Work to do:
Print out the entries below with no edits.

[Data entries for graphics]
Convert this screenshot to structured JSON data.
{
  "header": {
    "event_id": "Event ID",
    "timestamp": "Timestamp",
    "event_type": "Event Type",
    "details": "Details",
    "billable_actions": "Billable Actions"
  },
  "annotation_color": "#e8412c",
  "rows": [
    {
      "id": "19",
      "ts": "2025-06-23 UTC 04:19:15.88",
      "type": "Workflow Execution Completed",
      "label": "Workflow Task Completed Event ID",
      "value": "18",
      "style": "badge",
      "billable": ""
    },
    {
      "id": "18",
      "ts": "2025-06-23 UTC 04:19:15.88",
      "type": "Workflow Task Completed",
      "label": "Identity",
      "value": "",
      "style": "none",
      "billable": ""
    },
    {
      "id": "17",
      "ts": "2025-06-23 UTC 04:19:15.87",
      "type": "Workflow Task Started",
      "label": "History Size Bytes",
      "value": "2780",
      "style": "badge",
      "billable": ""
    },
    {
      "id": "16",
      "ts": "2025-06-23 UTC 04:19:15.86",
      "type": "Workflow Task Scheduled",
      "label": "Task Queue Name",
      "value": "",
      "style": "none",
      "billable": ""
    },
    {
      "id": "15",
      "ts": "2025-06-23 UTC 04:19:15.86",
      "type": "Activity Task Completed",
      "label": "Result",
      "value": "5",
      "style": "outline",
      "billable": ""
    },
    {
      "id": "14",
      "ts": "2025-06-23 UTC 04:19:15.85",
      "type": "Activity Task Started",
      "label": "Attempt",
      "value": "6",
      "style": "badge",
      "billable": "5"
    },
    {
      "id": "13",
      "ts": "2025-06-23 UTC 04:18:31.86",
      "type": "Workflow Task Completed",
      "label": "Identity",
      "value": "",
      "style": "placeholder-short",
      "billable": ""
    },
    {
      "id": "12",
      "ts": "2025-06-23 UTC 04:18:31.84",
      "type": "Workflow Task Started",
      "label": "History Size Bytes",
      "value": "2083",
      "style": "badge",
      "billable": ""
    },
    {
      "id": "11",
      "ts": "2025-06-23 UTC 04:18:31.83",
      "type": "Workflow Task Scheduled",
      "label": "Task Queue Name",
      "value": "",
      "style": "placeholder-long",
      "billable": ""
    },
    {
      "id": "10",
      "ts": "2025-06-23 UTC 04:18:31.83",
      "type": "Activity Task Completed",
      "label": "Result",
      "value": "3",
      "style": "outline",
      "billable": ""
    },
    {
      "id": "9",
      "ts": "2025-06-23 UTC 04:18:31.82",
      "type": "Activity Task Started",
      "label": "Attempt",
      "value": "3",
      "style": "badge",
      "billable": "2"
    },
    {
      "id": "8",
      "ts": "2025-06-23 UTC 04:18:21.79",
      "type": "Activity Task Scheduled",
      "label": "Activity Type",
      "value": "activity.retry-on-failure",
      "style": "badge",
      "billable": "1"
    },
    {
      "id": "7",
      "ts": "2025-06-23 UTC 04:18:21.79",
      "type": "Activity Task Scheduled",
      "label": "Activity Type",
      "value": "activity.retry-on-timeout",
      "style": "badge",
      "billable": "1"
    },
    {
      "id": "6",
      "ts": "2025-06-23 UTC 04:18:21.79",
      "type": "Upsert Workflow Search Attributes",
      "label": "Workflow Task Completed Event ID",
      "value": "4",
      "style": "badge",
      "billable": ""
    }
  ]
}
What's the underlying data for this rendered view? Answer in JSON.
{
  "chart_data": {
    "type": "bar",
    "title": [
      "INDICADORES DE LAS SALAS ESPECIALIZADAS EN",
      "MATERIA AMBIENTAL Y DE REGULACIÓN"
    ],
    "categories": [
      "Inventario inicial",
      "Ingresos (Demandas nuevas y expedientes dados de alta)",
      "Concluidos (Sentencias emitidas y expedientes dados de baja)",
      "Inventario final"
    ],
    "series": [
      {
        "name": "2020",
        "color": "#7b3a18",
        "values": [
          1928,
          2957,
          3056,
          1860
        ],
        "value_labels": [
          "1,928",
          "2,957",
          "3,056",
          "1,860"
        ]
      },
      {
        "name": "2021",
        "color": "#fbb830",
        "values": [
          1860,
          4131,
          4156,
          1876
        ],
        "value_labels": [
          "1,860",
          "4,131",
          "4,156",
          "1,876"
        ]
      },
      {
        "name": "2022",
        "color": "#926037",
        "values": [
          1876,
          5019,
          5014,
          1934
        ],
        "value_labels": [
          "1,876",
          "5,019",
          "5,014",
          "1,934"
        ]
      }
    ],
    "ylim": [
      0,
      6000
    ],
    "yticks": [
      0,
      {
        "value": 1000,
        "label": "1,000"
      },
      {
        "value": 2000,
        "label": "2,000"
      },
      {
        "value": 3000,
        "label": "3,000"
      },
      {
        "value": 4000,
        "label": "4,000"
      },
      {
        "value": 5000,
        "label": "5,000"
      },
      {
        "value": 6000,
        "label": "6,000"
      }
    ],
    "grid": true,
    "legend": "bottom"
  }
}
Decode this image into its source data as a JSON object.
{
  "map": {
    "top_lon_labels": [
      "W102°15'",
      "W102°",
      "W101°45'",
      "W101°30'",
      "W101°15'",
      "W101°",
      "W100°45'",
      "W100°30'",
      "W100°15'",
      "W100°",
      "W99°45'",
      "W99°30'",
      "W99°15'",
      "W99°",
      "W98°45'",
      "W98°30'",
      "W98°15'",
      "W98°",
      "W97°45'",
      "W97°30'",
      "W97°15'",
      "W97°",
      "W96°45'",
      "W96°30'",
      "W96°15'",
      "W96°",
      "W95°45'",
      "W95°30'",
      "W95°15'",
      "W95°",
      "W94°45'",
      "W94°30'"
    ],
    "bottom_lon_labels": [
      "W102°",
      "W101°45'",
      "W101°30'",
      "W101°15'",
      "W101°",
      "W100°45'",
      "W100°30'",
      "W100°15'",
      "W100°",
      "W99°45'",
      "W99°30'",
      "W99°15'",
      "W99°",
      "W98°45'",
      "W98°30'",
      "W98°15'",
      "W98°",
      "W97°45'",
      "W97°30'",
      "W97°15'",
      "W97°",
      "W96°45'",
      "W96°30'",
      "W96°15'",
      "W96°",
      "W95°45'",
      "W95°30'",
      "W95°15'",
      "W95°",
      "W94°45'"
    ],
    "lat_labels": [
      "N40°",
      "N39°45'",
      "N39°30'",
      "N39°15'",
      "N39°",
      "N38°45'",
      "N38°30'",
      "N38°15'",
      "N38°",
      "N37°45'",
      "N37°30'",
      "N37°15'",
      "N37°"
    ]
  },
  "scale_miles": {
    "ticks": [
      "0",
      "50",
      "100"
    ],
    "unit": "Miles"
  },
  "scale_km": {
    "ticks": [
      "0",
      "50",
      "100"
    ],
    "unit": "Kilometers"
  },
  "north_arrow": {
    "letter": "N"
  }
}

Reply to the task:
Convert this screenshot to structured JSON data.
{
  "header": {
    "event_id": "Event ID",
    "timestamp": "Timestamp",
    "event_type": "Event Type",
    "details": "Details",
    "billable_actions": "Billable Actions"
  },
  "annotation_color": "#e8412c",
  "rows": [
    {
      "id": "19",
      "ts": "2025-06-23 UTC 04:19:15.88",
      "type": "Workflow Execution Completed",
      "label": "Workflow Task Completed Event ID",
      "value": "18",
      "style": "badge",
      "billable": ""
    },
    {
      "id": "18",
      "ts": "2025-06-23 UTC 04:19:15.88",
      "type": "Workflow Task Completed",
      "label": "Identity",
      "value": "",
      "style": "none",
      "billable": ""
    },
    {
      "id": "17",
      "ts": "2025-06-23 UTC 04:19:15.87",
      "type": "Workflow Task Started",
      "label": "History Size Bytes",
      "value": "2780",
      "style": "badge",
      "billable": ""
    },
    {
      "id": "16",
      "ts": "2025-06-23 UTC 04:19:15.86",
      "type": "Workflow Task Scheduled",
      "label": "Task Queue Name",
      "value": "",
      "style": "none",
      "billable": ""
    },
    {
      "id": "15",
      "ts": "2025-06-23 UTC 04:19:15.86",
      "type": "Activity Task Completed",
      "label": "Result",
      "value": "5",
      "style": "outline",
      "billable": ""
    },
    {
      "id": "14",
      "ts": "2025-06-23 UTC 04:19:15.85",
      "type": "Activity Task Started",
      "label": "Attempt",
      "value": "6",
      "style": "badge",
      "billable": "5"
    },
    {
      "id": "13",
      "ts": "2025-06-23 UTC 04:18:31.86",
      "type": "Workflow Task Completed",
      "label": "Identity",
      "value": "",
      "style": "placeholder-short",
      "billable": ""
    },
    {
      "id": "12",
      "ts": "2025-06-23 UTC 04:18:31.84",
      "type": "Workflow Task Started",
      "label": "History Size Bytes",
      "value": "2083",
      "style": "badge",
      "billable": ""
    },
    {
      "id": "11",
      "ts": "2025-06-23 UTC 04:18:31.83",
      "type": "Workflow Task Scheduled",
      "label": "Task Queue Name",
      "value": "",
      "style": "placeholder-long",
      "billable": ""
    },
    {
      "id": "10",
      "ts": "2025-06-23 UTC 04:18:31.83",
      "type": "Activity Task Completed",
      "label": "Result",
      "value": "3",
      "style": "outline",
      "billable": ""
    },
    {
      "id": "9",
      "ts": "2025-06-23 UTC 04:18:31.82",
      "type": "Activity Task Started",
      "label": "Attempt",
      "value": "3",
      "style": "badge",
      "billable": "2"
    },
    {
      "id": "8",
      "ts": "2025-06-23 UTC 04:18:21.79",
      "type": "Activity Task Scheduled",
      "label": "Activity Type",
      "value": "activity.retry-on-failure",
      "style": "badge",
      "billable": "1"
    },
    {
      "id": "7",
      "ts": "2025-06-23 UTC 04:18:21.79",
      "type": "Activity Task Scheduled",
      "label": "Activity Type",
      "value": "activity.retry-on-timeout",
      "style": "badge",
      "billable": "1"
    },
    {
      "id": "6",
      "ts": "2025-06-23 UTC 04:18:21.79",
      "type": "Upsert Workflow Search Attributes",
      "label": "Workflow Task Completed Event ID",
      "value": "4",
      "style": "badge",
      "billable": ""
    }
  ]
}
What's the underlying data for this rendered view? Answer in JSON.
{
  "chart_data": {
    "type": "bar",
    "title": [
      "INDICADORES DE LAS SALAS ESPECIALIZADAS EN",
      "MATERIA AMBIENTAL Y DE REGULACIÓN"
    ],
    "categories": [
      "Inventario inicial",
      "Ingresos (Demandas nuevas y expedientes dados de alta)",
      "Concluidos (Sentencias emitidas y expedientes dados de baja)",
      "Inventario final"
    ],
    "series": [
      {
        "name": "2020",
        "color": "#7b3a18",
        "values": [
          1928,
          2957,
          3056,
          1860
        ],
        "value_labels": [
          "1,928",
          "2,957",
          "3,056",
          "1,860"
        ]
      },
      {
        "name": "2021",
        "color": "#fbb830",
        "values": [
          1860,
          4131,
          4156,
          1876
        ],
        "value_labels": [
          "1,860",
          "4,131",
          "4,156",
          "1,876"
        ]
      },
      {
        "name": "2022",
        "color": "#926037",
        "values": [
          1876,
          5019,
          5014,
          1934
        ],
        "value_labels": [
          "1,876",
          "5,019",
          "5,014",
          "1,934"
        ]
      }
    ],
    "ylim": [
      0,
      6000
    ],
    "yticks": [
      0,
      {
        "value": 1000,
        "label": "1,000"
      },
      {
        "value": 2000,
        "label": "2,000"
      },
      {
        "value": 3000,
        "label": "3,000"
      },
      {
        "value": 4000,
        "label": "4,000"
      },
      {
        "value": 5000,
        "label": "5,000"
      },
      {
        "value": 6000,
        "label": "6,000"
      }
    ],
    "grid": true,
    "legend": "bottom"
  }
}
Decode this image into its source data as a JSON object.
{
  "map": {
    "top_lon_labels": [
      "W102°15'",
      "W102°",
      "W101°45'",
      "W101°30'",
      "W101°15'",
      "W101°",
      "W100°45'",
      "W100°30'",
      "W100°15'",
      "W100°",
      "W99°45'",
      "W99°30'",
      "W99°15'",
      "W99°",
      "W98°45'",
      "W98°30'",
      "W98°15'",
      "W98°",
      "W97°45'",
      "W97°30'",
      "W97°15'",
      "W97°",
      "W96°45'",
      "W96°30'",
      "W96°15'",
      "W96°",
      "W95°45'",
      "W95°30'",
      "W95°15'",
      "W95°",
      "W94°45'",
      "W94°30'"
    ],
    "bottom_lon_labels": [
      "W102°",
      "W101°45'",
      "W101°30'",
      "W101°15'",
      "W101°",
      "W100°45'",
      "W100°30'",
      "W100°15'",
      "W100°",
      "W99°45'",
      "W99°30'",
      "W99°15'",
      "W99°",
      "W98°45'",
      "W98°30'",
      "W98°15'",
      "W98°",
      "W97°45'",
      "W97°30'",
      "W97°15'",
      "W97°",
      "W96°45'",
      "W96°30'",
      "W96°15'",
      "W96°",
      "W95°45'",
      "W95°30'",
      "W95°15'",
      "W95°",
      "W94°45'"
    ],
    "lat_labels": [
      "N40°",
      "N39°45'",
      "N39°30'",
      "N39°15'",
      "N39°",
      "N38°45'",
      "N38°30'",
      "N38°15'",
      "N38°",
      "N37°45'",
      "N37°30'",
      "N37°15'",
      "N37°"
    ]
  },
  "scale_miles": {
    "ticks": [
      "0",
      "50",
      "100"
    ],
    "unit": "Miles"
  },
  "scale_km": {
    "ticks": [
      "0",
      "50",
      "100"
    ],
    "unit": "Kilometers"
  },
  "north_arrow": {
    "letter": "N"
  }
}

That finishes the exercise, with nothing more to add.